◆ Goal
Copy each line of the entries below without any change.

(Layout coordinate data)
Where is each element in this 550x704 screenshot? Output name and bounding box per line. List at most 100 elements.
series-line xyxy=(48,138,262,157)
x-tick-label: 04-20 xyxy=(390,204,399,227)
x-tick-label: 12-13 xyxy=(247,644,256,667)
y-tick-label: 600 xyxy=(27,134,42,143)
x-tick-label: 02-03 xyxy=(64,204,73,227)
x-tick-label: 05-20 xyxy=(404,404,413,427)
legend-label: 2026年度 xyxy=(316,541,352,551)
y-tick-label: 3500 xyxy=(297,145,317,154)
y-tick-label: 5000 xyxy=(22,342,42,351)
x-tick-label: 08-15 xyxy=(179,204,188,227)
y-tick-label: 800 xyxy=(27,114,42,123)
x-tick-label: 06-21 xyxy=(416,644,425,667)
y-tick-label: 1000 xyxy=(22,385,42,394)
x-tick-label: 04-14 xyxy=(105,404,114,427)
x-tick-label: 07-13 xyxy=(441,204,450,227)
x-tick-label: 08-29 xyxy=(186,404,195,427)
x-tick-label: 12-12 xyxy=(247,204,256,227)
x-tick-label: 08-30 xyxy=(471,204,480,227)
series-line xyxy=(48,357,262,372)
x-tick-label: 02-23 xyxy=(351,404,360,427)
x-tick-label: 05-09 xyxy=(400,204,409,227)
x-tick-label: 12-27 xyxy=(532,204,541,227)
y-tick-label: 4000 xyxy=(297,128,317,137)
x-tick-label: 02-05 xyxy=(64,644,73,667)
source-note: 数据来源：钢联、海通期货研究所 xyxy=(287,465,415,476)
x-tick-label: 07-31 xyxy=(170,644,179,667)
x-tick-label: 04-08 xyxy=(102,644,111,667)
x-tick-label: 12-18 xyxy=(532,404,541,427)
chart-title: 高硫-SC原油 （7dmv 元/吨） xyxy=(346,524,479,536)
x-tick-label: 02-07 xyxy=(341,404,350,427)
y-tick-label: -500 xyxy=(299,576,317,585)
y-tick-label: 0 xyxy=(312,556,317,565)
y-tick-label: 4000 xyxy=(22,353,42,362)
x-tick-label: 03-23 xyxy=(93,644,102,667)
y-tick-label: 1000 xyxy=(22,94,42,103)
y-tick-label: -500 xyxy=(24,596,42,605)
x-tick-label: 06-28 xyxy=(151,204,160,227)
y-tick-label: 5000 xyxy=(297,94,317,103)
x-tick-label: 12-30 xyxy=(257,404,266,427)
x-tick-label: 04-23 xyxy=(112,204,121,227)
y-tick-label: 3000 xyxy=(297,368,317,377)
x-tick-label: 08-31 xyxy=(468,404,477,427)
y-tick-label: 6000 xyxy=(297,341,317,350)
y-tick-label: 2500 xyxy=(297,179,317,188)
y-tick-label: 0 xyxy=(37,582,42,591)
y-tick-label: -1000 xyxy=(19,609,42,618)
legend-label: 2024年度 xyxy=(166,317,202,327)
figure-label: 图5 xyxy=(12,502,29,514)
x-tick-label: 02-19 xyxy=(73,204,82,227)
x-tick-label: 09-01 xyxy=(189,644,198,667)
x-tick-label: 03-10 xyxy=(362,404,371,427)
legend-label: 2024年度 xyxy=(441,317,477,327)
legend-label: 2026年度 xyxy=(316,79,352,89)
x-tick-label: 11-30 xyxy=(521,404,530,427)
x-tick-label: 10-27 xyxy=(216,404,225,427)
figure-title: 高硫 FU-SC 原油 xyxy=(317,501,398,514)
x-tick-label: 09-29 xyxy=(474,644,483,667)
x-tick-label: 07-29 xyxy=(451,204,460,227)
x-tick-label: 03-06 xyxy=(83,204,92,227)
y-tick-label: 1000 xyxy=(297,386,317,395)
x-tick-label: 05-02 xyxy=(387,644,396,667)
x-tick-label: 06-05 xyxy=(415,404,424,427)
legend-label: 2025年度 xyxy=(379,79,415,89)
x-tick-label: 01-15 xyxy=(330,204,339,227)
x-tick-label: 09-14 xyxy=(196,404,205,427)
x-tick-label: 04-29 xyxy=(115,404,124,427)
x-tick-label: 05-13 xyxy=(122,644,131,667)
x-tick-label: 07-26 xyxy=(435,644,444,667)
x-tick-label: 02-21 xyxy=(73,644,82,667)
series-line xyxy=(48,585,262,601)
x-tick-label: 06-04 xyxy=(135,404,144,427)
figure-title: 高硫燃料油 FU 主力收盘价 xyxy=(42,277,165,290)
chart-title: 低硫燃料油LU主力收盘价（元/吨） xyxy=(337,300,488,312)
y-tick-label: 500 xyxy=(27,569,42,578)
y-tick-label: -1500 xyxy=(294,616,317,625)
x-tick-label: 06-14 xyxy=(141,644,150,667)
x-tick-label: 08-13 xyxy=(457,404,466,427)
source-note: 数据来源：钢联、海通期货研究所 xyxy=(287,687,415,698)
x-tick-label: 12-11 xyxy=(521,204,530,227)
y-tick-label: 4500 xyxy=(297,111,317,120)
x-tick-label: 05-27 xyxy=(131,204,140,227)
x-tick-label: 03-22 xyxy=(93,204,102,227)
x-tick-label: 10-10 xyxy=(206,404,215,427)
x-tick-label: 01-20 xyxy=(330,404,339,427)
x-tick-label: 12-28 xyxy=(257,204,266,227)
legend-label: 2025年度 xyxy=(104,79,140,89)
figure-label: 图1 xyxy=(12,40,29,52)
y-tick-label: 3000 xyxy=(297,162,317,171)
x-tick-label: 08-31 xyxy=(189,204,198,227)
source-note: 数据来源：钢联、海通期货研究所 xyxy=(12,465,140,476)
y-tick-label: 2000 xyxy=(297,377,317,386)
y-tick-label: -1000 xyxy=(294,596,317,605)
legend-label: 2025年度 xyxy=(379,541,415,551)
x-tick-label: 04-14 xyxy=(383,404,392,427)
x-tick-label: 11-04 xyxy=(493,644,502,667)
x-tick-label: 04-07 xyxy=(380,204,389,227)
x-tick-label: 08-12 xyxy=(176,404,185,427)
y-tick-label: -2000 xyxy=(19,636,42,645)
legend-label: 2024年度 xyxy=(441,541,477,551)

◆ Task answer
Where is each element in this 550x704 screenshot? Output name and bounding box per line. List at most 100 elements.
series-line xyxy=(48,138,262,157)
x-tick-label: 04-20 xyxy=(390,204,399,227)
x-tick-label: 12-13 xyxy=(247,644,256,667)
y-tick-label: 600 xyxy=(27,134,42,143)
x-tick-label: 02-03 xyxy=(64,204,73,227)
x-tick-label: 05-20 xyxy=(404,404,413,427)
legend-label: 2026年度 xyxy=(316,541,352,551)
y-tick-label: 3500 xyxy=(297,145,317,154)
y-tick-label: 5000 xyxy=(22,342,42,351)
x-tick-label: 08-15 xyxy=(179,204,188,227)
y-tick-label: 800 xyxy=(27,114,42,123)
x-tick-label: 06-21 xyxy=(416,644,425,667)
y-tick-label: 1000 xyxy=(22,385,42,394)
x-tick-label: 04-14 xyxy=(105,404,114,427)
x-tick-label: 07-13 xyxy=(441,204,450,227)
x-tick-label: 08-29 xyxy=(186,404,195,427)
x-tick-label: 12-12 xyxy=(247,204,256,227)
x-tick-label: 08-30 xyxy=(471,204,480,227)
series-line xyxy=(48,357,262,372)
x-tick-label: 02-23 xyxy=(351,404,360,427)
x-tick-label: 05-09 xyxy=(400,204,409,227)
x-tick-label: 12-27 xyxy=(532,204,541,227)
y-tick-label: 4000 xyxy=(297,128,317,137)
x-tick-label: 02-05 xyxy=(64,644,73,667)
source-note: 数据来源：钢联、海通期货研究所 xyxy=(287,465,415,476)
x-tick-label: 07-31 xyxy=(170,644,179,667)
x-tick-label: 04-08 xyxy=(102,644,111,667)
x-tick-label: 12-18 xyxy=(532,404,541,427)
chart-title: 高硫-SC原油 （7dmv 元/吨） xyxy=(346,524,479,536)
x-tick-label: 02-07 xyxy=(341,404,350,427)
y-tick-label: -500 xyxy=(299,576,317,585)
y-tick-label: 0 xyxy=(312,556,317,565)
y-tick-label: 4000 xyxy=(22,353,42,362)
x-tick-label: 03-23 xyxy=(93,644,102,667)
y-tick-label: 1000 xyxy=(22,94,42,103)
y-tick-label: -500 xyxy=(24,596,42,605)
x-tick-label: 06-28 xyxy=(151,204,160,227)
y-tick-label: 5000 xyxy=(297,94,317,103)
x-tick-label: 12-30 xyxy=(257,404,266,427)
x-tick-label: 04-23 xyxy=(112,204,121,227)
y-tick-label: 3000 xyxy=(297,368,317,377)
x-tick-label: 08-31 xyxy=(468,404,477,427)
y-tick-label: 6000 xyxy=(297,341,317,350)
y-tick-label: 2500 xyxy=(297,179,317,188)
y-tick-label: 0 xyxy=(37,582,42,591)
y-tick-label: -1000 xyxy=(19,609,42,618)
legend-label: 2024年度 xyxy=(166,317,202,327)
figure-label: 图5 xyxy=(12,502,29,514)
x-tick-label: 02-19 xyxy=(73,204,82,227)
x-tick-label: 09-01 xyxy=(189,644,198,667)
x-tick-label: 03-10 xyxy=(362,404,371,427)
legend-label: 2024年度 xyxy=(441,317,477,327)
legend-label: 2026年度 xyxy=(316,79,352,89)
x-tick-label: 11-30 xyxy=(521,404,530,427)
x-tick-label: 10-27 xyxy=(216,404,225,427)
figure-title: 高硫 FU-SC 原油 xyxy=(317,501,398,514)
x-tick-label: 09-29 xyxy=(474,644,483,667)
x-tick-label: 07-29 xyxy=(451,204,460,227)
x-tick-label: 03-06 xyxy=(83,204,92,227)
y-tick-label: 1000 xyxy=(297,386,317,395)
x-tick-label: 05-02 xyxy=(387,644,396,667)
x-tick-label: 06-05 xyxy=(415,404,424,427)
legend-label: 2025年度 xyxy=(379,79,415,89)
x-tick-label: 01-15 xyxy=(330,204,339,227)
x-tick-label: 09-14 xyxy=(196,404,205,427)
x-tick-label: 04-29 xyxy=(115,404,124,427)
x-tick-label: 05-13 xyxy=(122,644,131,667)
x-tick-label: 07-26 xyxy=(435,644,444,667)
x-tick-label: 02-21 xyxy=(73,644,82,667)
series-line xyxy=(48,585,262,601)
x-tick-label: 06-04 xyxy=(135,404,144,427)
figure-title: 高硫燃料油 FU 主力收盘价 xyxy=(42,277,165,290)
chart-title: 低硫燃料油LU主力收盘价（元/吨） xyxy=(337,300,488,312)
y-tick-label: 500 xyxy=(27,569,42,578)
y-tick-label: -1500 xyxy=(294,616,317,625)
x-tick-label: 06-14 xyxy=(141,644,150,667)
x-tick-label: 08-13 xyxy=(457,404,466,427)
source-note: 数据来源：钢联、海通期货研究所 xyxy=(287,687,415,698)
x-tick-label: 12-11 xyxy=(521,204,530,227)
y-tick-label: 4500 xyxy=(297,111,317,120)
x-tick-label: 05-27 xyxy=(131,204,140,227)
x-tick-label: 03-22 xyxy=(93,204,102,227)
x-tick-label: 10-10 xyxy=(206,404,215,427)
x-tick-label: 01-20 xyxy=(330,404,339,427)
x-tick-label: 12-28 xyxy=(257,204,266,227)
legend-label: 2025年度 xyxy=(104,79,140,89)
figure-label: 图1 xyxy=(12,40,29,52)
y-tick-label: 3000 xyxy=(297,162,317,171)
x-tick-label: 08-31 xyxy=(189,204,198,227)
source-note: 数据来源：钢联、海通期货研究所 xyxy=(12,465,140,476)
y-tick-label: 2000 xyxy=(297,377,317,386)
y-tick-label: -1000 xyxy=(294,596,317,605)
legend-label: 2025年度 xyxy=(379,541,415,551)
x-tick-label: 04-14 xyxy=(383,404,392,427)
x-tick-label: 11-04 xyxy=(493,644,502,667)
x-tick-label: 04-07 xyxy=(380,204,389,227)
x-tick-label: 08-12 xyxy=(176,404,185,427)
y-tick-label: -2000 xyxy=(19,636,42,645)
legend-label: 2024年度 xyxy=(441,541,477,551)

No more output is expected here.